**Exercise**: Copy the data exactly; pictures stay out of the copy.

(Chart and figure data)
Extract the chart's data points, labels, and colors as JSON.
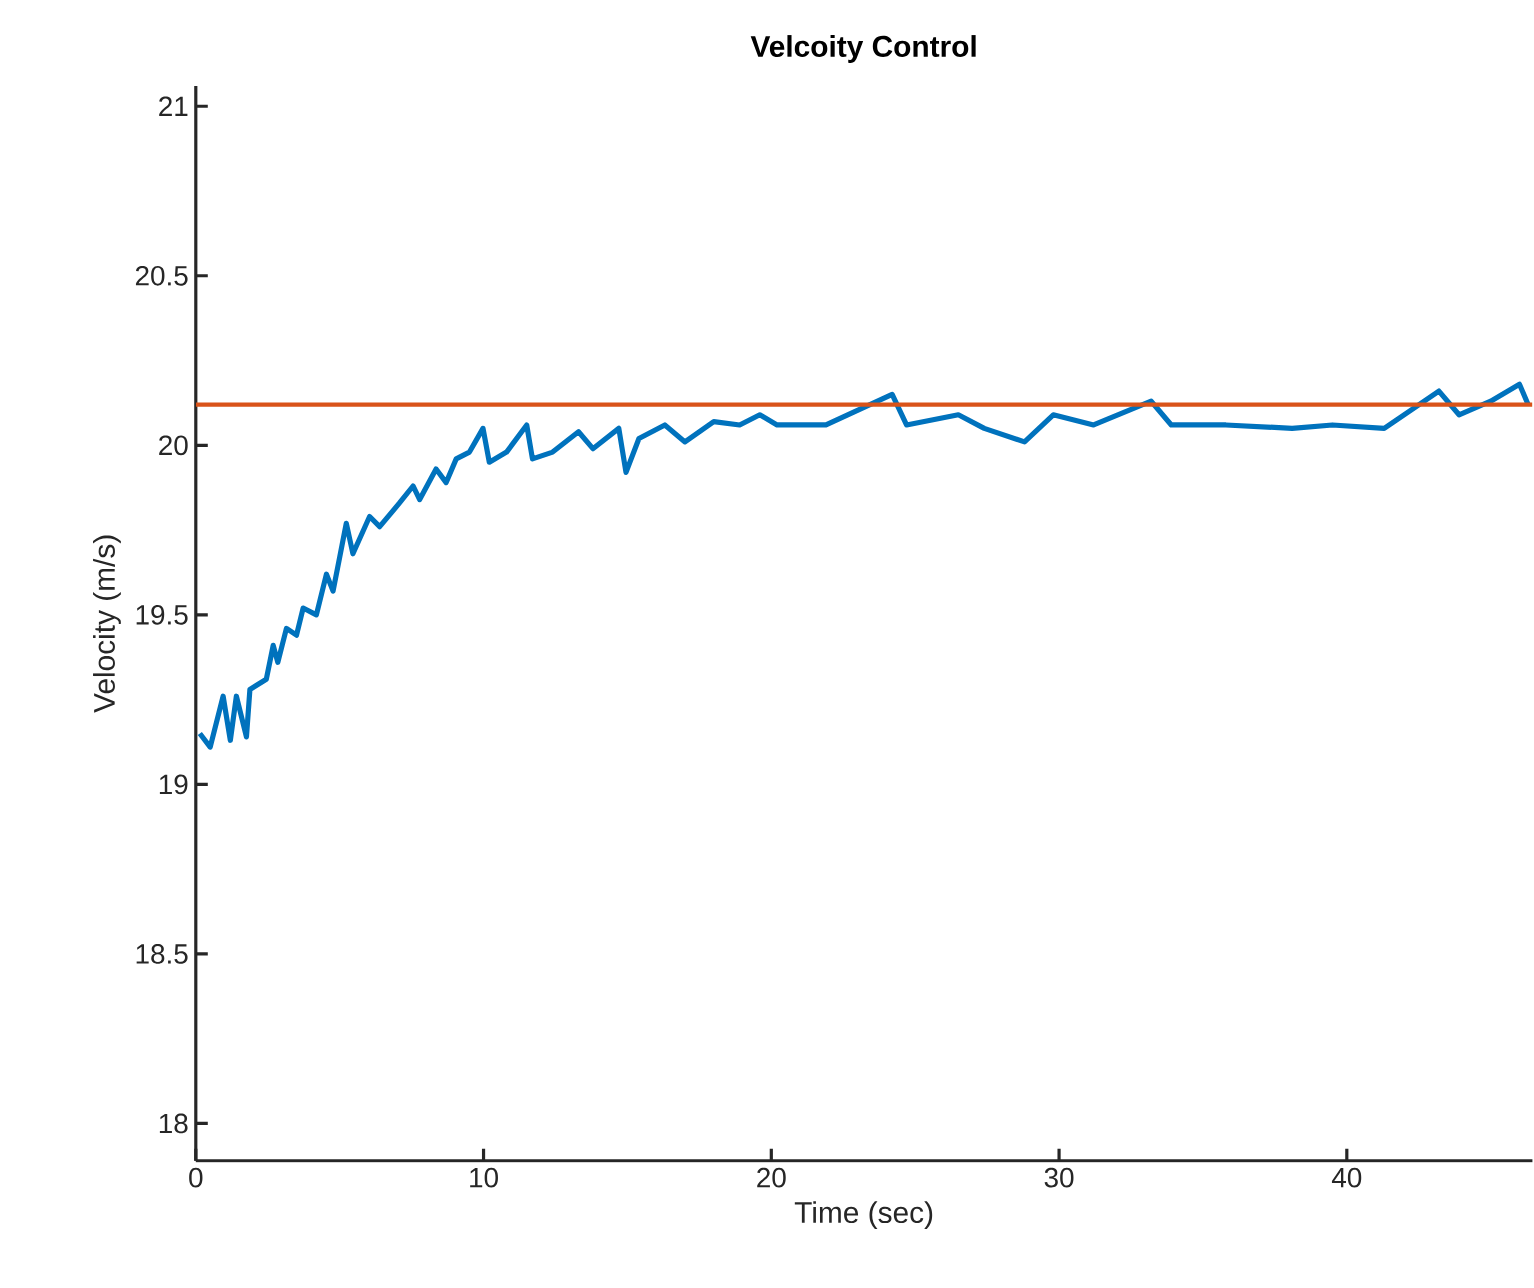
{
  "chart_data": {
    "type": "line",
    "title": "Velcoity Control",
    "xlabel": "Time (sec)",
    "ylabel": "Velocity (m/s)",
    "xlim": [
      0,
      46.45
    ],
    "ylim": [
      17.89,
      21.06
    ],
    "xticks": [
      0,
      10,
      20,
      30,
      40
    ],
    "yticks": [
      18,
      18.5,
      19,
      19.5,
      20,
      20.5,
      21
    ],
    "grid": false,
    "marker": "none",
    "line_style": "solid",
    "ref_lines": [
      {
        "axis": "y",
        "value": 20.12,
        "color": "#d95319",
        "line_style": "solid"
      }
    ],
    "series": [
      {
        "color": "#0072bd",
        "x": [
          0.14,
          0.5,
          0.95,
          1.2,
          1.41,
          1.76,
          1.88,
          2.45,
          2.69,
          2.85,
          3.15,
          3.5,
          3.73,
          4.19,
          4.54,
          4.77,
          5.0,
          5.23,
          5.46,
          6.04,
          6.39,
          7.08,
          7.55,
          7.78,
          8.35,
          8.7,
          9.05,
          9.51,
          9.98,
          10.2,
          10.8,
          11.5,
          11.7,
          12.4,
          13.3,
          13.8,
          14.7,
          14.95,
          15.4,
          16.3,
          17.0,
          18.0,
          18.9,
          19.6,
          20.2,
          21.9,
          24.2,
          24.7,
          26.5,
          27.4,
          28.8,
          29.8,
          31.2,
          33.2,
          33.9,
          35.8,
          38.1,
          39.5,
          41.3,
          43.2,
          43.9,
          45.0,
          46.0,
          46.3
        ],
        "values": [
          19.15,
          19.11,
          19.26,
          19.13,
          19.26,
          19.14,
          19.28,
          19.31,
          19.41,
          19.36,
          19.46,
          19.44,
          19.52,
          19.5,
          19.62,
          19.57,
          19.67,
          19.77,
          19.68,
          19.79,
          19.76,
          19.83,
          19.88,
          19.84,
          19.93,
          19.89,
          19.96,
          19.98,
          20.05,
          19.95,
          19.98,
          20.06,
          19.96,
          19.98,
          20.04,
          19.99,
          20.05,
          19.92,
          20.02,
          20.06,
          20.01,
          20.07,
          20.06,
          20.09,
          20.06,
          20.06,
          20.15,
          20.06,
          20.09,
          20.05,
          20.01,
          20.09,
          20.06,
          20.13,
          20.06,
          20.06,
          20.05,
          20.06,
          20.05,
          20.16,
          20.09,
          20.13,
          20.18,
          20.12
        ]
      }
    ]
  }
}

**Final result**:
Extract the chart's data points, labels, and colors as JSON.
{
  "chart_data": {
    "type": "line",
    "title": "Velcoity Control",
    "xlabel": "Time (sec)",
    "ylabel": "Velocity (m/s)",
    "xlim": [
      0,
      46.45
    ],
    "ylim": [
      17.89,
      21.06
    ],
    "xticks": [
      0,
      10,
      20,
      30,
      40
    ],
    "yticks": [
      18,
      18.5,
      19,
      19.5,
      20,
      20.5,
      21
    ],
    "grid": false,
    "marker": "none",
    "line_style": "solid",
    "ref_lines": [
      {
        "axis": "y",
        "value": 20.12,
        "color": "#d95319",
        "line_style": "solid"
      }
    ],
    "series": [
      {
        "color": "#0072bd",
        "x": [
          0.14,
          0.5,
          0.95,
          1.2,
          1.41,
          1.76,
          1.88,
          2.45,
          2.69,
          2.85,
          3.15,
          3.5,
          3.73,
          4.19,
          4.54,
          4.77,
          5.0,
          5.23,
          5.46,
          6.04,
          6.39,
          7.08,
          7.55,
          7.78,
          8.35,
          8.7,
          9.05,
          9.51,
          9.98,
          10.2,
          10.8,
          11.5,
          11.7,
          12.4,
          13.3,
          13.8,
          14.7,
          14.95,
          15.4,
          16.3,
          17.0,
          18.0,
          18.9,
          19.6,
          20.2,
          21.9,
          24.2,
          24.7,
          26.5,
          27.4,
          28.8,
          29.8,
          31.2,
          33.2,
          33.9,
          35.8,
          38.1,
          39.5,
          41.3,
          43.2,
          43.9,
          45.0,
          46.0,
          46.3
        ],
        "values": [
          19.15,
          19.11,
          19.26,
          19.13,
          19.26,
          19.14,
          19.28,
          19.31,
          19.41,
          19.36,
          19.46,
          19.44,
          19.52,
          19.5,
          19.62,
          19.57,
          19.67,
          19.77,
          19.68,
          19.79,
          19.76,
          19.83,
          19.88,
          19.84,
          19.93,
          19.89,
          19.96,
          19.98,
          20.05,
          19.95,
          19.98,
          20.06,
          19.96,
          19.98,
          20.04,
          19.99,
          20.05,
          19.92,
          20.02,
          20.06,
          20.01,
          20.07,
          20.06,
          20.09,
          20.06,
          20.06,
          20.15,
          20.06,
          20.09,
          20.05,
          20.01,
          20.09,
          20.06,
          20.13,
          20.06,
          20.06,
          20.05,
          20.06,
          20.05,
          20.16,
          20.09,
          20.13,
          20.18,
          20.12
        ]
      }
    ]
  }
}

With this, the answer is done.